◆ Challenge:
Give the number of lines below that contain "glyph", with no other output.

◆ Stored data entries:
● ● ● ● ● ● ●

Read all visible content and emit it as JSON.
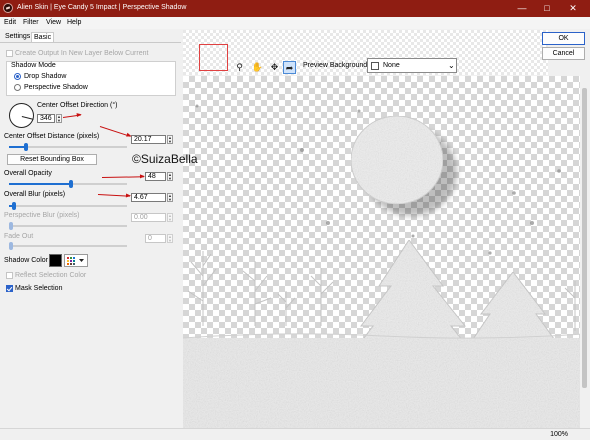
{
  "window": {
    "title": "Alien Skin | Eye Candy 5 Impact | Perspective Shadow",
    "title_bar_color": "#8f1d12",
    "controls": [
      "minimize-icon",
      "maximize-icon",
      "close-icon"
    ]
  },
  "menu": [
    "Edit",
    "Filter",
    "View",
    "Help"
  ],
  "tabs": [
    {
      "label": "Settings",
      "active": false
    },
    {
      "label": "Basic",
      "active": true
    }
  ],
  "basic": {
    "create_output_label": "Create Output In New Layer Below Current",
    "create_output_checked": false,
    "shadow_mode": {
      "legend": "Shadow Mode",
      "options": [
        {
          "label": "Drop Shadow",
          "selected": true
        },
        {
          "label": "Perspective Shadow",
          "selected": false
        }
      ]
    },
    "center_offset_direction": {
      "label": "Center Offset Direction (°)",
      "value": "346"
    },
    "center_offset_distance": {
      "label": "Center Offset Distance (pixels)",
      "value": "20.17",
      "slider_fraction": 0.14
    },
    "reset_button": "Reset Bounding Box",
    "overall_opacity": {
      "label": "Overall Opacity",
      "value": "48",
      "slider_fraction": 0.48
    },
    "overall_blur": {
      "label": "Overall Blur (pixels)",
      "value": "4.67",
      "slider_fraction": 0.06
    },
    "perspective_blur": {
      "label": "Perspective Blur (pixels)",
      "value": "0.00",
      "slider_fraction": 0.0
    },
    "fade_out": {
      "label": "Fade Out",
      "value": "0",
      "slider_fraction": 0.0
    },
    "shadow_color": {
      "label": "Shadow Color",
      "color": "#000000"
    },
    "reflect_selection_color": {
      "label": "Reflect Selection Color",
      "checked": false
    },
    "mask_selection": {
      "label": "Mask Selection",
      "checked": true
    }
  },
  "toolbar": {
    "tools": [
      "zoom-tool-icon",
      "hand-tool-icon",
      "pointer-tool-icon"
    ],
    "preview_background_label": "Preview Background:",
    "preview_background_value": "None"
  },
  "dialog": {
    "ok": "OK",
    "cancel": "Cancel"
  },
  "watermark": "©SuizaBella",
  "status": {
    "zoom": "100%"
  },
  "accent_color": "#1f6fd1",
  "annotation_color": "#c81010"
}
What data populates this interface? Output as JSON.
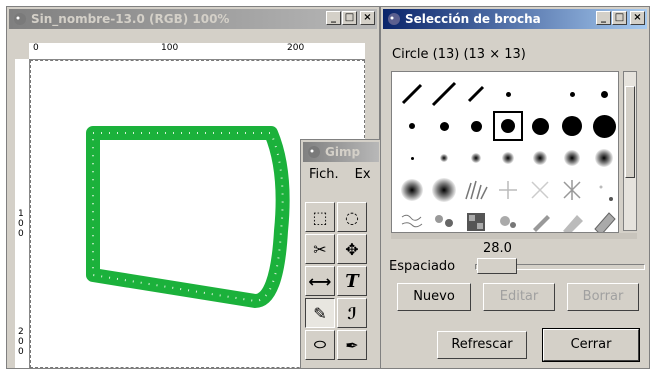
{
  "image_window": {
    "title": "Sin_nombre-13.0 (RGB) 100%",
    "ruler_labels": [
      "0",
      "100",
      "200"
    ],
    "vruler_labels": [
      "1",
      "0",
      "0",
      "2",
      "0",
      "0"
    ],
    "stroke_color": "#1bb13b"
  },
  "toolbox": {
    "title": "Gimp",
    "menu": [
      "Fich.",
      "Ex"
    ],
    "tools": [
      {
        "icon": "rect-select-icon",
        "glyph": "⬚"
      },
      {
        "icon": "ellipse-select-icon",
        "glyph": "◌"
      },
      {
        "icon": "scissors-icon",
        "glyph": "✂"
      },
      {
        "icon": "move-icon",
        "glyph": "✥"
      },
      {
        "icon": "measure-icon",
        "glyph": "⟷"
      },
      {
        "icon": "text-icon",
        "glyph": "T"
      },
      {
        "icon": "pencil-icon",
        "glyph": "✎"
      },
      {
        "icon": "paintbrush-icon",
        "glyph": "🖌"
      },
      {
        "icon": "eraser-icon",
        "glyph": "⬭"
      },
      {
        "icon": "airbrush-icon",
        "glyph": "✒"
      }
    ]
  },
  "brush_dialog": {
    "title": "Selección de brocha",
    "brush_name": "Circle (13)  (13 × 13)",
    "spacing_label": "Espaciado",
    "spacing_value": "28.0",
    "spacing": 28.0,
    "buttons": {
      "new": "Nuevo",
      "edit": "Editar",
      "delete": "Borrar",
      "refresh": "Refrescar",
      "close": "Cerrar"
    }
  }
}
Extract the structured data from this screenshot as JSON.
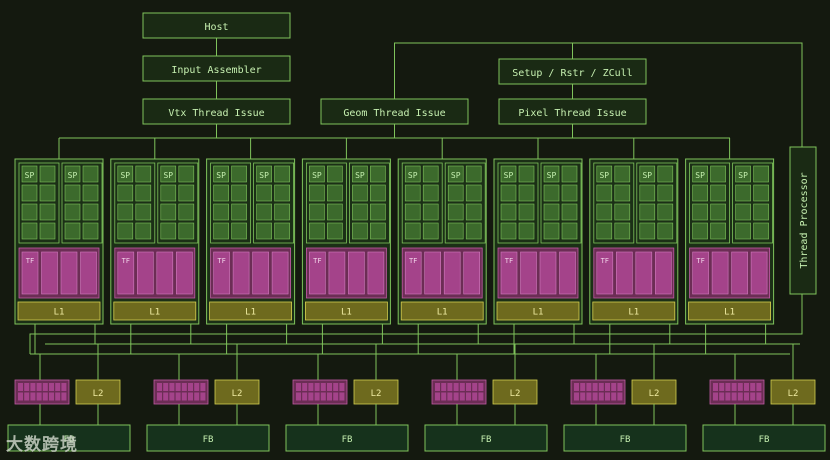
{
  "nodes": {
    "host": "Host",
    "input_assembler": "Input Assembler",
    "vtx_thread_issue": "Vtx Thread Issue",
    "geom_thread_issue": "Geom Thread Issue",
    "setup_rstr_zcull": "Setup / Rstr / ZCull",
    "pixel_thread_issue": "Pixel Thread Issue",
    "thread_processor": "Thread Processor"
  },
  "cluster": {
    "sp_label": "SP",
    "tf_label": "TF",
    "l1_label": "L1",
    "count": 8
  },
  "memory": {
    "l2_label": "L2",
    "fb_label": "FB",
    "partitions": 6
  },
  "watermark": "大数跨境",
  "colors": {
    "background": "#14190f",
    "line": "#7fc35b",
    "text": "#c6f0b0",
    "node_fill": "#1a2a14",
    "cluster_fill": "#1b2f16",
    "sp_fill": "#3c6a2c",
    "tf_fill": "#6c2d55",
    "tf_cell": "#a4438a",
    "l2_fill": "#6e6a1e",
    "fb_fill": "#16321c"
  }
}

● ● ● ● ● ● ●

◆ The answer:
10